┏━━

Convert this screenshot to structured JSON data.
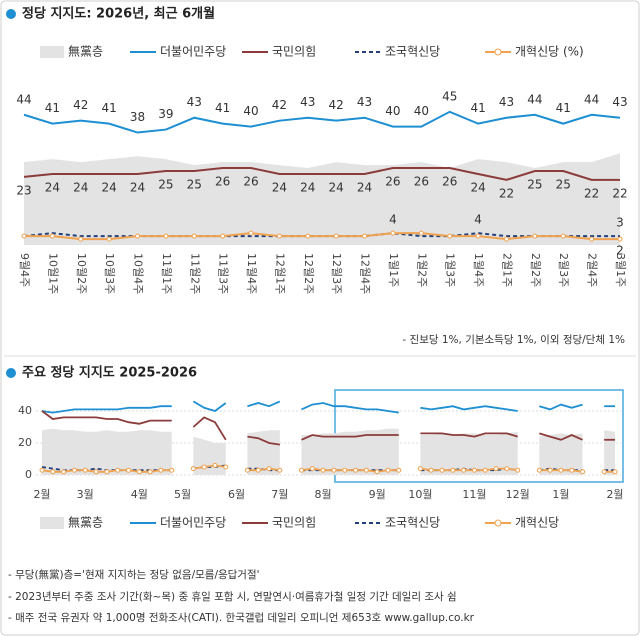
{
  "chart_data": [
    {
      "type": "line",
      "title": "정당 지지도: 2026년, 최근 6개월",
      "categories": [
        "9월4주",
        "10월1주",
        "10월2주",
        "10월3주",
        "10월4주",
        "11월1주",
        "11월2주",
        "11월3주",
        "11월4주",
        "12월1주",
        "12월2주",
        "12월3주",
        "12월4주",
        "1월1주",
        "1월2주",
        "1월3주",
        "1월4주",
        "2월1주",
        "2월2주",
        "2월3주",
        "2월4주",
        "3월1주"
      ],
      "ylim": [
        0,
        50
      ],
      "series": [
        {
          "name": "無黨층",
          "color": "#e3e3e3",
          "area": true,
          "values": [
            28,
            29,
            28,
            29,
            30,
            29,
            27,
            28,
            28,
            27,
            26,
            28,
            27,
            27,
            28,
            26,
            29,
            28,
            26,
            28,
            28,
            31
          ]
        },
        {
          "name": "더불어민주당",
          "color": "#1d8fd2",
          "data_labels": true,
          "values": [
            44,
            41,
            42,
            41,
            38,
            39,
            43,
            41,
            40,
            42,
            43,
            42,
            43,
            40,
            40,
            45,
            41,
            43,
            44,
            41,
            44,
            43
          ]
        },
        {
          "name": "국민의힘",
          "color": "#8c3b3b",
          "data_labels": true,
          "values": [
            23,
            24,
            24,
            24,
            24,
            25,
            25,
            26,
            26,
            24,
            24,
            24,
            24,
            26,
            26,
            26,
            24,
            22,
            25,
            25,
            22,
            22
          ]
        },
        {
          "name": "조국혁신당",
          "color": "#23407c",
          "dashed": true,
          "values": [
            3,
            4,
            3,
            3,
            3,
            3,
            3,
            3,
            3,
            3,
            3,
            3,
            3,
            4,
            3,
            3,
            4,
            3,
            3,
            3,
            3,
            3
          ],
          "value_labels": [
            null,
            null,
            null,
            null,
            null,
            null,
            null,
            null,
            null,
            null,
            null,
            null,
            null,
            null,
            null,
            null,
            "4",
            null,
            null,
            null,
            null,
            "3"
          ]
        },
        {
          "name": "개혁신당 (%)",
          "color": "#f0a24e",
          "marker": "circle",
          "values": [
            3,
            3,
            2,
            2,
            3,
            3,
            3,
            3,
            4,
            3,
            3,
            3,
            3,
            4,
            4,
            3,
            3,
            2,
            3,
            3,
            2,
            2
          ],
          "value_labels": [
            null,
            null,
            null,
            null,
            null,
            null,
            null,
            null,
            null,
            null,
            null,
            null,
            null,
            "4",
            null,
            null,
            null,
            null,
            null,
            null,
            null,
            "2"
          ]
        }
      ],
      "note": "- 진보당 1%, 기본소득당 1%, 이외 정당/단체 1%"
    },
    {
      "type": "line",
      "title": "주요 정당 지지도 2025-2026",
      "categories": [
        "2월",
        null,
        null,
        null,
        "3월",
        null,
        null,
        null,
        null,
        "4월",
        null,
        null,
        null,
        "5월",
        null,
        null,
        null,
        null,
        "6월",
        null,
        null,
        null,
        "7월",
        null,
        null,
        null,
        "8월",
        null,
        null,
        null,
        null,
        "9월",
        null,
        null,
        null,
        "10월",
        null,
        null,
        null,
        null,
        "11월",
        null,
        null,
        null,
        "12월",
        null,
        null,
        null,
        "1월",
        null,
        null,
        null,
        null,
        "2월"
      ],
      "ylim": [
        0,
        45
      ],
      "yticks": [
        0,
        20,
        40
      ],
      "grid": true,
      "series": [
        {
          "name": "無黨층",
          "color": "#e3e3e3",
          "area": true,
          "values": [
            28,
            29,
            28,
            28,
            27,
            27,
            28,
            27,
            27,
            28,
            28,
            27,
            27,
            null,
            24,
            22,
            20,
            20,
            null,
            26,
            27,
            28,
            28,
            null,
            25,
            25,
            26,
            26,
            27,
            27,
            28,
            28,
            29,
            29,
            null,
            25,
            25,
            26,
            25,
            26,
            26,
            25,
            25,
            26,
            27,
            null,
            24,
            25,
            26,
            25,
            26,
            null,
            28,
            27
          ]
        },
        {
          "name": "더불어민주당",
          "color": "#1d8fd2",
          "values": [
            40,
            39,
            40,
            41,
            41,
            41,
            41,
            41,
            42,
            42,
            42,
            43,
            43,
            null,
            46,
            42,
            40,
            45,
            null,
            43,
            45,
            43,
            46,
            null,
            41,
            44,
            45,
            43,
            43,
            42,
            41,
            41,
            40,
            39,
            null,
            42,
            41,
            42,
            43,
            41,
            42,
            43,
            42,
            41,
            40,
            null,
            43,
            41,
            44,
            42,
            44,
            null,
            43,
            43
          ]
        },
        {
          "name": "국민의힘",
          "color": "#8c3b3b",
          "values": [
            40,
            35,
            36,
            36,
            36,
            36,
            35,
            35,
            33,
            32,
            34,
            34,
            34,
            null,
            30,
            36,
            33,
            22,
            null,
            24,
            23,
            20,
            19,
            null,
            22,
            25,
            24,
            24,
            24,
            24,
            25,
            25,
            25,
            25,
            null,
            26,
            26,
            26,
            25,
            25,
            24,
            26,
            26,
            26,
            24,
            null,
            26,
            24,
            22,
            25,
            22,
            null,
            22,
            22
          ]
        },
        {
          "name": "조국혁신당",
          "color": "#23407c",
          "dashed": true,
          "values": [
            5,
            4,
            3,
            3,
            3,
            4,
            3,
            3,
            3,
            3,
            3,
            3,
            3,
            null,
            4,
            5,
            5,
            6,
            null,
            4,
            4,
            3,
            3,
            null,
            3,
            3,
            3,
            3,
            3,
            3,
            3,
            3,
            3,
            3,
            null,
            3,
            3,
            3,
            3,
            4,
            3,
            3,
            3,
            4,
            3,
            null,
            3,
            4,
            3,
            3,
            3,
            null,
            3,
            3
          ]
        },
        {
          "name": "개혁신당",
          "color": "#f0a24e",
          "marker": "circle",
          "values": [
            3,
            2,
            2,
            3,
            3,
            2,
            2,
            3,
            3,
            2,
            2,
            3,
            3,
            null,
            4,
            5,
            6,
            5,
            null,
            3,
            3,
            4,
            3,
            null,
            3,
            4,
            3,
            3,
            3,
            3,
            3,
            2,
            3,
            3,
            null,
            4,
            3,
            3,
            3,
            3,
            3,
            3,
            4,
            4,
            3,
            null,
            3,
            3,
            3,
            3,
            2,
            null,
            2,
            2
          ]
        }
      ]
    }
  ],
  "footnotes": [
    "- 무당(無黨)층='현재 지지하는 정당 없음/모름/응답거절'",
    "- 2023년부터 주중 조사 기간(화~목) 중 휴일 포함 시, 연말연시·여름휴가철 일정 기간 데일리 조사 쉼",
    "- 매주 전국 유권자 약 1,000명 전화조사(CATI). 한국갤럽 데일리 오피니언 제653호 www.gallup.co.kr"
  ]
}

┗━━

• JOB
Skip the pictures, then retype every line above exactly.

• EXERCISE SOLUTION
Convert this screenshot to structured JSON data.
{
  "chart_data": [
    {
      "type": "line",
      "title": "정당 지지도: 2026년, 최근 6개월",
      "categories": [
        "9월4주",
        "10월1주",
        "10월2주",
        "10월3주",
        "10월4주",
        "11월1주",
        "11월2주",
        "11월3주",
        "11월4주",
        "12월1주",
        "12월2주",
        "12월3주",
        "12월4주",
        "1월1주",
        "1월2주",
        "1월3주",
        "1월4주",
        "2월1주",
        "2월2주",
        "2월3주",
        "2월4주",
        "3월1주"
      ],
      "ylim": [
        0,
        50
      ],
      "series": [
        {
          "name": "無黨층",
          "color": "#e3e3e3",
          "area": true,
          "values": [
            28,
            29,
            28,
            29,
            30,
            29,
            27,
            28,
            28,
            27,
            26,
            28,
            27,
            27,
            28,
            26,
            29,
            28,
            26,
            28,
            28,
            31
          ]
        },
        {
          "name": "더불어민주당",
          "color": "#1d8fd2",
          "data_labels": true,
          "values": [
            44,
            41,
            42,
            41,
            38,
            39,
            43,
            41,
            40,
            42,
            43,
            42,
            43,
            40,
            40,
            45,
            41,
            43,
            44,
            41,
            44,
            43
          ]
        },
        {
          "name": "국민의힘",
          "color": "#8c3b3b",
          "data_labels": true,
          "values": [
            23,
            24,
            24,
            24,
            24,
            25,
            25,
            26,
            26,
            24,
            24,
            24,
            24,
            26,
            26,
            26,
            24,
            22,
            25,
            25,
            22,
            22
          ]
        },
        {
          "name": "조국혁신당",
          "color": "#23407c",
          "dashed": true,
          "values": [
            3,
            4,
            3,
            3,
            3,
            3,
            3,
            3,
            3,
            3,
            3,
            3,
            3,
            4,
            3,
            3,
            4,
            3,
            3,
            3,
            3,
            3
          ],
          "value_labels": [
            null,
            null,
            null,
            null,
            null,
            null,
            null,
            null,
            null,
            null,
            null,
            null,
            null,
            null,
            null,
            null,
            "4",
            null,
            null,
            null,
            null,
            "3"
          ]
        },
        {
          "name": "개혁신당 (%)",
          "color": "#f0a24e",
          "marker": "circle",
          "values": [
            3,
            3,
            2,
            2,
            3,
            3,
            3,
            3,
            4,
            3,
            3,
            3,
            3,
            4,
            4,
            3,
            3,
            2,
            3,
            3,
            2,
            2
          ],
          "value_labels": [
            null,
            null,
            null,
            null,
            null,
            null,
            null,
            null,
            null,
            null,
            null,
            null,
            null,
            "4",
            null,
            null,
            null,
            null,
            null,
            null,
            null,
            "2"
          ]
        }
      ],
      "note": "- 진보당 1%, 기본소득당 1%, 이외 정당/단체 1%"
    },
    {
      "type": "line",
      "title": "주요 정당 지지도 2025-2026",
      "categories": [
        "2월",
        null,
        null,
        null,
        "3월",
        null,
        null,
        null,
        null,
        "4월",
        null,
        null,
        null,
        "5월",
        null,
        null,
        null,
        null,
        "6월",
        null,
        null,
        null,
        "7월",
        null,
        null,
        null,
        "8월",
        null,
        null,
        null,
        null,
        "9월",
        null,
        null,
        null,
        "10월",
        null,
        null,
        null,
        null,
        "11월",
        null,
        null,
        null,
        "12월",
        null,
        null,
        null,
        "1월",
        null,
        null,
        null,
        null,
        "2월"
      ],
      "ylim": [
        0,
        45
      ],
      "yticks": [
        0,
        20,
        40
      ],
      "grid": true,
      "series": [
        {
          "name": "無黨층",
          "color": "#e3e3e3",
          "area": true,
          "values": [
            28,
            29,
            28,
            28,
            27,
            27,
            28,
            27,
            27,
            28,
            28,
            27,
            27,
            null,
            24,
            22,
            20,
            20,
            null,
            26,
            27,
            28,
            28,
            null,
            25,
            25,
            26,
            26,
            27,
            27,
            28,
            28,
            29,
            29,
            null,
            25,
            25,
            26,
            25,
            26,
            26,
            25,
            25,
            26,
            27,
            null,
            24,
            25,
            26,
            25,
            26,
            null,
            28,
            27
          ]
        },
        {
          "name": "더불어민주당",
          "color": "#1d8fd2",
          "values": [
            40,
            39,
            40,
            41,
            41,
            41,
            41,
            41,
            42,
            42,
            42,
            43,
            43,
            null,
            46,
            42,
            40,
            45,
            null,
            43,
            45,
            43,
            46,
            null,
            41,
            44,
            45,
            43,
            43,
            42,
            41,
            41,
            40,
            39,
            null,
            42,
            41,
            42,
            43,
            41,
            42,
            43,
            42,
            41,
            40,
            null,
            43,
            41,
            44,
            42,
            44,
            null,
            43,
            43
          ]
        },
        {
          "name": "국민의힘",
          "color": "#8c3b3b",
          "values": [
            40,
            35,
            36,
            36,
            36,
            36,
            35,
            35,
            33,
            32,
            34,
            34,
            34,
            null,
            30,
            36,
            33,
            22,
            null,
            24,
            23,
            20,
            19,
            null,
            22,
            25,
            24,
            24,
            24,
            24,
            25,
            25,
            25,
            25,
            null,
            26,
            26,
            26,
            25,
            25,
            24,
            26,
            26,
            26,
            24,
            null,
            26,
            24,
            22,
            25,
            22,
            null,
            22,
            22
          ]
        },
        {
          "name": "조국혁신당",
          "color": "#23407c",
          "dashed": true,
          "values": [
            5,
            4,
            3,
            3,
            3,
            4,
            3,
            3,
            3,
            3,
            3,
            3,
            3,
            null,
            4,
            5,
            5,
            6,
            null,
            4,
            4,
            3,
            3,
            null,
            3,
            3,
            3,
            3,
            3,
            3,
            3,
            3,
            3,
            3,
            null,
            3,
            3,
            3,
            3,
            4,
            3,
            3,
            3,
            4,
            3,
            null,
            3,
            4,
            3,
            3,
            3,
            null,
            3,
            3
          ]
        },
        {
          "name": "개혁신당",
          "color": "#f0a24e",
          "marker": "circle",
          "values": [
            3,
            2,
            2,
            3,
            3,
            2,
            2,
            3,
            3,
            2,
            2,
            3,
            3,
            null,
            4,
            5,
            6,
            5,
            null,
            3,
            3,
            4,
            3,
            null,
            3,
            4,
            3,
            3,
            3,
            3,
            3,
            2,
            3,
            3,
            null,
            4,
            3,
            3,
            3,
            3,
            3,
            3,
            4,
            4,
            3,
            null,
            3,
            3,
            3,
            3,
            2,
            null,
            2,
            2
          ]
        }
      ]
    }
  ],
  "footnotes": [
    "- 무당(無黨)층='현재 지지하는 정당 없음/모름/응답거절'",
    "- 2023년부터 주중 조사 기간(화~목) 중 휴일 포함 시, 연말연시·여름휴가철 일정 기간 데일리 조사 쉼",
    "- 매주 전국 유권자 약 1,000명 전화조사(CATI). 한국갤럽 데일리 오피니언 제653호 www.gallup.co.kr"
  ]
}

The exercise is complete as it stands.